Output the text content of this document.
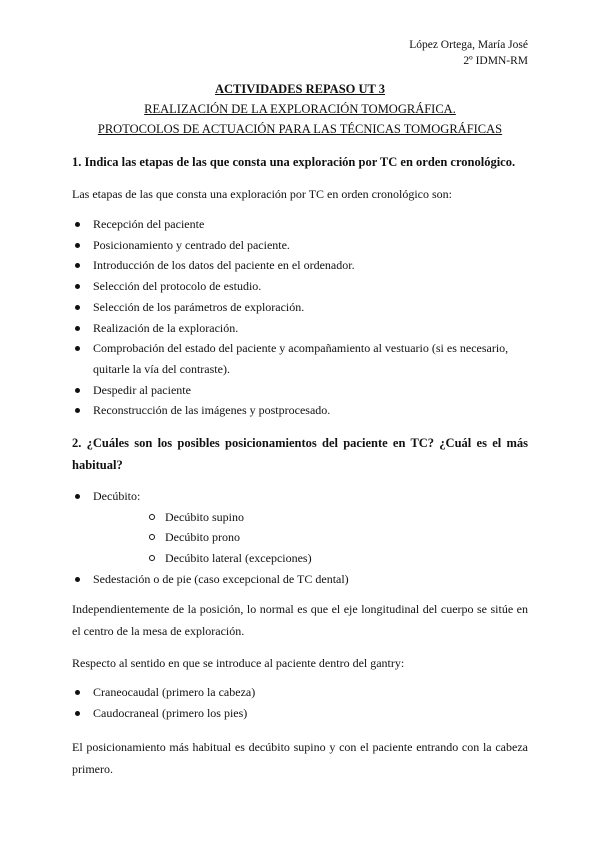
López Ortega, María José
2º IDMN-RM
ACTIVIDADES REPASO UT 3
REALIZACIÓN DE LA EXPLORACIÓN TOMOGRÁFICA.
PROTOCOLOS DE ACTUACIÓN PARA LAS TÉCNICAS TOMOGRÁFICAS
1. Indica las etapas de las que consta una exploración por TC en orden cronológico.
Las etapas de las que consta una exploración por TC en orden cronológico son:
Recepción del paciente
Posicionamiento y centrado del paciente.
Introducción de los datos del paciente en el ordenador.
Selección del protocolo de estudio.
Selección de los parámetros de exploración.
Realización de la exploración.
Comprobación del estado del paciente y acompañamiento al vestuario (si es necesario, quitarle la vía del contraste).
Despedir al paciente
Reconstrucción de las imágenes y postprocesado.
2. ¿Cuáles son los posibles posicionamientos del paciente en TC? ¿Cuál es el más habitual?
Decúbito:
Decúbito supino
Decúbito prono
Decúbito lateral (excepciones)
Sedestación o de pie (caso excepcional de TC dental)
Independientemente de la posición, lo normal es que el eje longitudinal del cuerpo se sitúe en el centro de la mesa de exploración.
Respecto al sentido en que se introduce al paciente dentro del gantry:
Craneocaudal (primero la cabeza)
Caudocraneal (primero los pies)
El posicionamiento más habitual es decúbito supino y con el paciente entrando con la cabeza primero.
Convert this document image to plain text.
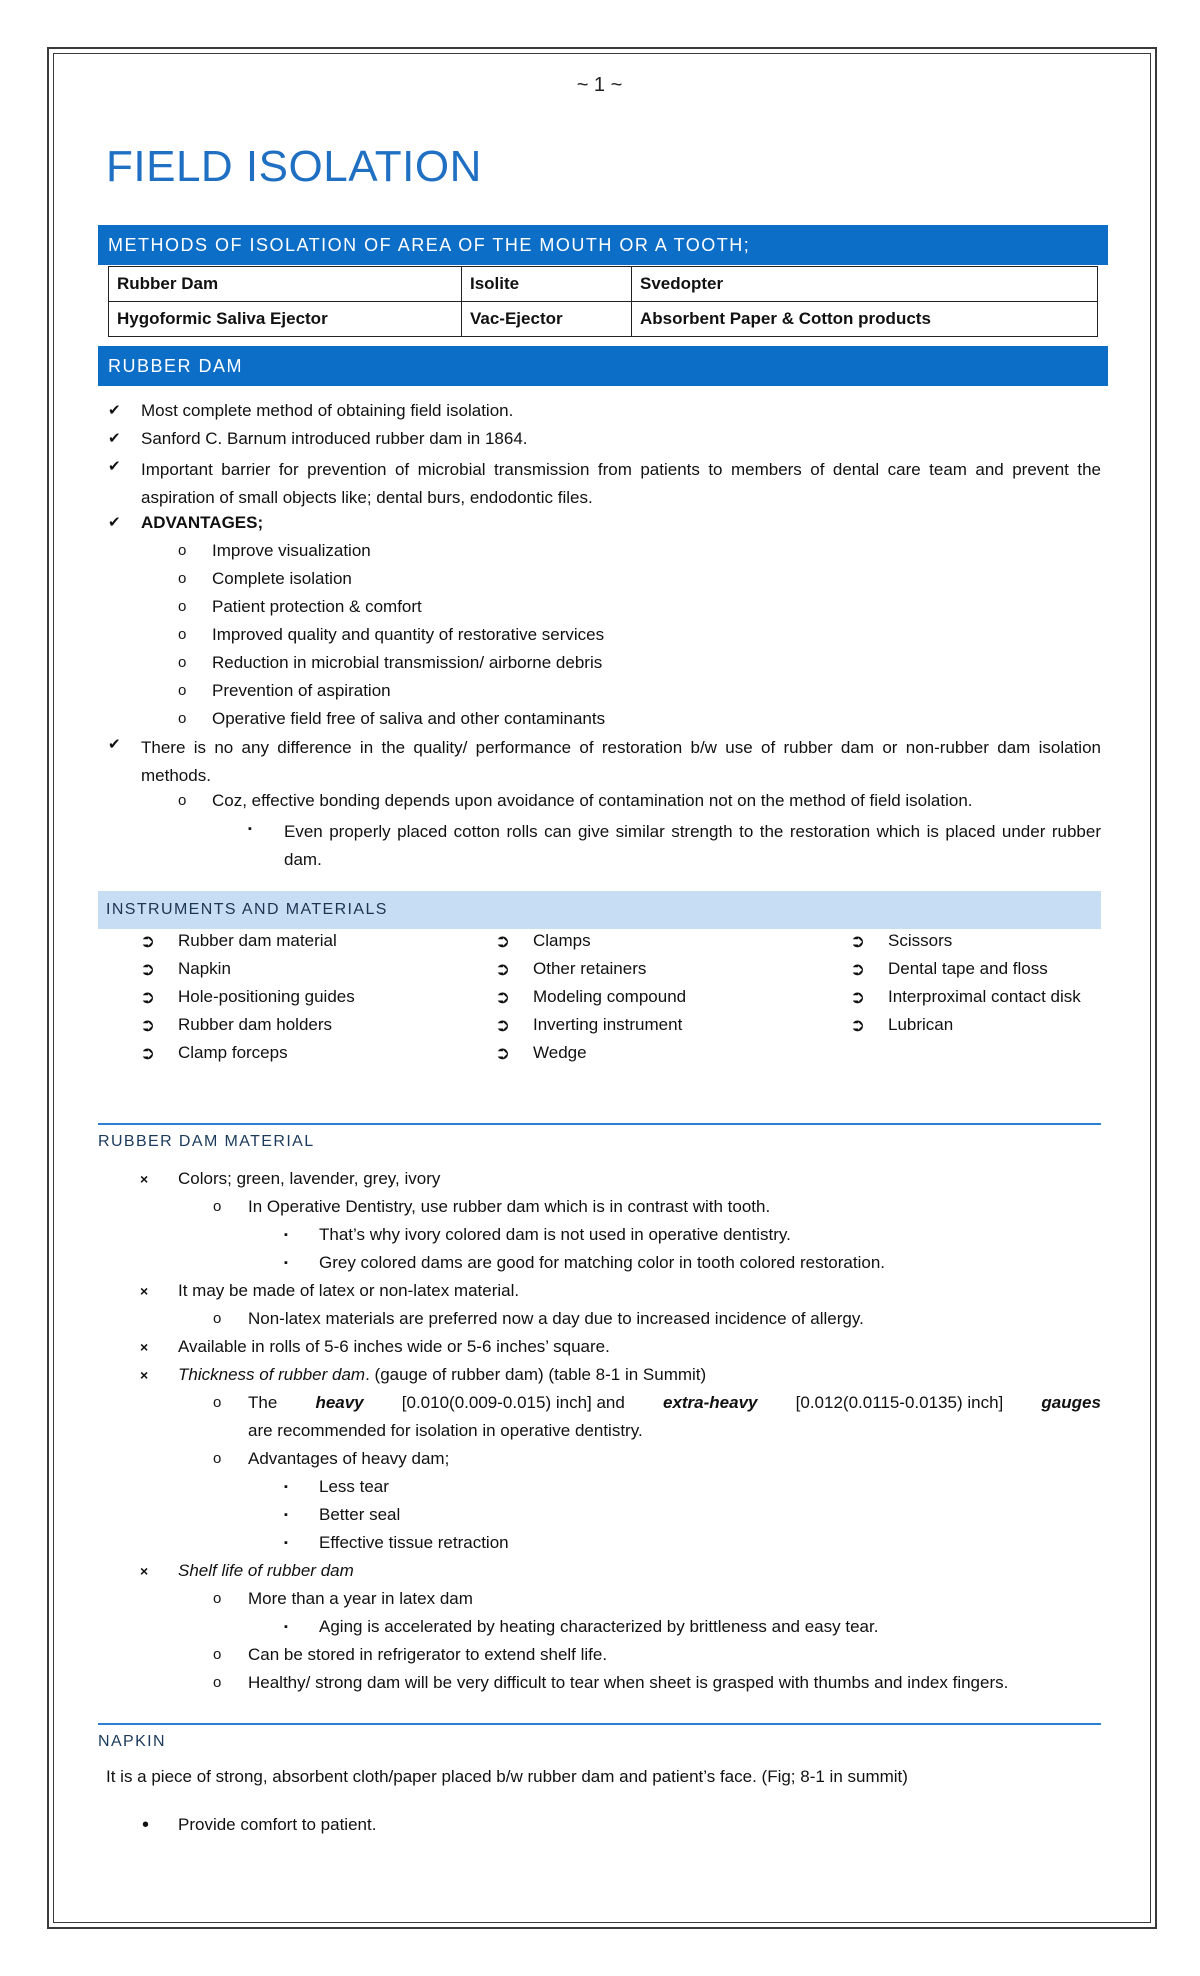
~ 1 ~
FIELD ISOLATION
METHODS OF ISOLATION OF AREA OF THE MOUTH OR A TOOTH;
Rubber Dam	Isolite	Svedopter
Hygoformic Saliva Ejector	Vac-Ejector	Absorbent Paper & Cotton products
RUBBER DAM
✔ Most complete method of obtaining field isolation.
✔ Sanford C. Barnum introduced rubber dam in 1864.
✔ Important barrier for prevention of microbial transmission from patients to members of dental care team and prevent the aspiration of small objects like; dental burs, endodontic files.
✔ ADVANTAGES;
o Improve visualization
o Complete isolation
o Patient protection & comfort
o Improved quality and quantity of restorative services
o Reduction in microbial transmission/ airborne debris
o Prevention of aspiration
o Operative field free of saliva and other contaminants
✔ There is no any difference in the quality/ performance of restoration b/w use of rubber dam or non-rubber dam isolation methods.
o Coz, effective bonding depends upon avoidance of contamination not on the method of field isolation.
▪ Even properly placed cotton rolls can give similar strength to the restoration which is placed under rubber dam.
INSTRUMENTS AND MATERIALS
➲ Rubber dam material
➲ Napkin
➲ Hole-positioning guides
➲ Rubber dam holders
➲ Clamp forceps
➲ Clamps
➲ Other retainers
➲ Modeling compound
➲ Inverting instrument
➲ Wedge
➲ Scissors
➲ Dental tape and floss
➲ Interproximal contact disk
➲ Lubrican
RUBBER DAM MATERIAL
× Colors; green, lavender, grey, ivory
o In Operative Dentistry, use rubber dam which is in contrast with tooth.
▪ That’s why ivory colored dam is not used in operative dentistry.
▪ Grey colored dams are good for matching color in tooth colored restoration.
× It may be made of latex or non-latex material.
o Non-latex materials are preferred now a day due to increased incidence of allergy.
× Available in rolls of 5-6 inches wide or 5-6 inches’ square.
× Thickness of rubber dam. (gauge of rubber dam) (table 8-1 in Summit)
o The heavy [0.010(0.009-0.015) inch] and extra-heavy [0.012(0.0115-0.0135) inch] gauges
are recommended for isolation in operative dentistry.
o Advantages of heavy dam;
▪ Less tear
▪ Better seal
▪ Effective tissue retraction
× Shelf life of rubber dam
o More than a year in latex dam
▪ Aging is accelerated by heating characterized by brittleness and easy tear.
o Can be stored in refrigerator to extend shelf life.
o Healthy/ strong dam will be very difficult to tear when sheet is grasped with thumbs and index fingers.
NAPKIN
It is a piece of strong, absorbent cloth/paper placed b/w rubber dam and patient’s face. (Fig; 8-1 in summit)
• Provide comfort to patient.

* **Exercise instructions**
Retype the records above exactly, pictures omitted.

* **Response area**
Output the text content of this document.
López Ortega, María José
2º IDMN-RM
ACTIVIDADES REPASO UT 3
REALIZACIÓN DE LA EXPLORACIÓN TOMOGRÁFICA.
PROTOCOLOS DE ACTUACIÓN PARA LAS TÉCNICAS TOMOGRÁFICAS
1. Indica las etapas de las que consta una exploración por TC en orden cronológico.
Las etapas de las que consta una exploración por TC en orden cronológico son:
Recepción del paciente
Posicionamiento y centrado del paciente.
Introducción de los datos del paciente en el ordenador.
Selección del protocolo de estudio.
Selección de los parámetros de exploración.
Realización de la exploración.
Comprobación del estado del paciente y acompañamiento al vestuario (si es necesario, quitarle la vía del contraste).
Despedir al paciente
Reconstrucción de las imágenes y postprocesado.
2. ¿Cuáles son los posibles posicionamientos del paciente en TC? ¿Cuál es el más habitual?
Decúbito:
Decúbito supino
Decúbito prono
Decúbito lateral (excepciones)
Sedestación o de pie (caso excepcional de TC dental)
Independientemente de la posición, lo normal es que el eje longitudinal del cuerpo se sitúe en el centro de la mesa de exploración.
Respecto al sentido en que se introduce al paciente dentro del gantry:
Craneocaudal (primero la cabeza)
Caudocraneal (primero los pies)
El posicionamiento más habitual es decúbito supino y con el paciente entrando con la cabeza primero.
Convert this document image to plain text.
~ 1 ~
FIELD ISOLATION
METHODS OF ISOLATION OF AREA OF THE MOUTH OR A TOOTH;
Rubber Dam	Isolite	Svedopter
Hygoformic Saliva Ejector	Vac-Ejector	Absorbent Paper & Cotton products
RUBBER DAM
✔ Most complete method of obtaining field isolation.
✔ Sanford C. Barnum introduced rubber dam in 1864.
✔ Important barrier for prevention of microbial transmission from patients to members of dental care team and prevent the aspiration of small objects like; dental burs, endodontic files.
✔ ADVANTAGES;
o Improve visualization
o Complete isolation
o Patient protection & comfort
o Improved quality and quantity of restorative services
o Reduction in microbial transmission/ airborne debris
o Prevention of aspiration
o Operative field free of saliva and other contaminants
✔ There is no any difference in the quality/ performance of restoration b/w use of rubber dam or non-rubber dam isolation methods.
o Coz, effective bonding depends upon avoidance of contamination not on the method of field isolation.
▪ Even properly placed cotton rolls can give similar strength to the restoration which is placed under rubber dam.
INSTRUMENTS AND MATERIALS
➲ Rubber dam material
➲ Napkin
➲ Hole-positioning guides
➲ Rubber dam holders
➲ Clamp forceps
➲ Clamps
➲ Other retainers
➲ Modeling compound
➲ Inverting instrument
➲ Wedge
➲ Scissors
➲ Dental tape and floss
➲ Interproximal contact disk
➲ Lubrican
RUBBER DAM MATERIAL
× Colors; green, lavender, grey, ivory
o In Operative Dentistry, use rubber dam which is in contrast with tooth.
▪ That’s why ivory colored dam is not used in operative dentistry.
▪ Grey colored dams are good for matching color in tooth colored restoration.
× It may be made of latex or non-latex material.
o Non-latex materials are preferred now a day due to increased incidence of allergy.
× Available in rolls of 5-6 inches wide or 5-6 inches’ square.
× Thickness of rubber dam. (gauge of rubber dam) (table 8-1 in Summit)
o The heavy [0.010(0.009-0.015) inch] and extra-heavy [0.012(0.0115-0.0135) inch] gauges
are recommended for isolation in operative dentistry.
o Advantages of heavy dam;
▪ Less tear
▪ Better seal
▪ Effective tissue retraction
× Shelf life of rubber dam
o More than a year in latex dam
▪ Aging is accelerated by heating characterized by brittleness and easy tear.
o Can be stored in refrigerator to extend shelf life.
o Healthy/ strong dam will be very difficult to tear when sheet is grasped with thumbs and index fingers.
NAPKIN
It is a piece of strong, absorbent cloth/paper placed b/w rubber dam and patient’s face. (Fig; 8-1 in summit)
• Provide comfort to patient.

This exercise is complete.